Drop every picture, then transcribe the remaining data exactly.

### INPUT

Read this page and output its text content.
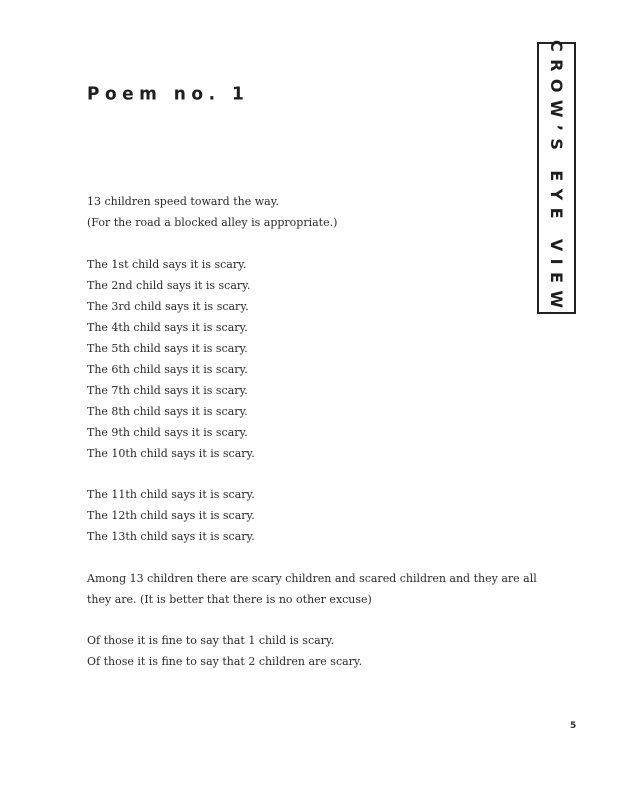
Poem no. 1	CROW’S EYE VIEW
13 children speed toward the way.
(For the road a blocked alley is appropriate.)
The 1st child says it is scary.
The 2nd child says it is scary.
The 3rd child says it is scary.
The 4th child says it is scary.
The 5th child says it is scary.
The 6th child says it is scary.
The 7th child says it is scary.
The 8th child says it is scary.
The 9th child says it is scary.
The 10th child says it is scary.
The 11th child says it is scary.
The 12th child says it is scary.
The 13th child says it is scary.
Among 13 children there are scary children and scared children and they are all
they are. (It is better that there is no other excuse)
Of those it is fine to say that 1 child is scary.
Of those it is fine to say that 2 children are scary.
5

######

**WRITTEN SOLUTION**:
Read this page and output its text content.
Poem no. 1	CROW’S EYE VIEW
13 children speed toward the way.
(For the road a blocked alley is appropriate.)
The 1st child says it is scary.
The 2nd child says it is scary.
The 3rd child says it is scary.
The 4th child says it is scary.
The 5th child says it is scary.
The 6th child says it is scary.
The 7th child says it is scary.
The 8th child says it is scary.
The 9th child says it is scary.
The 10th child says it is scary.
The 11th child says it is scary.
The 12th child says it is scary.
The 13th child says it is scary.
Among 13 children there are scary children and scared children and they are all
they are. (It is better that there is no other excuse)
Of those it is fine to say that 1 child is scary.
Of those it is fine to say that 2 children are scary.
5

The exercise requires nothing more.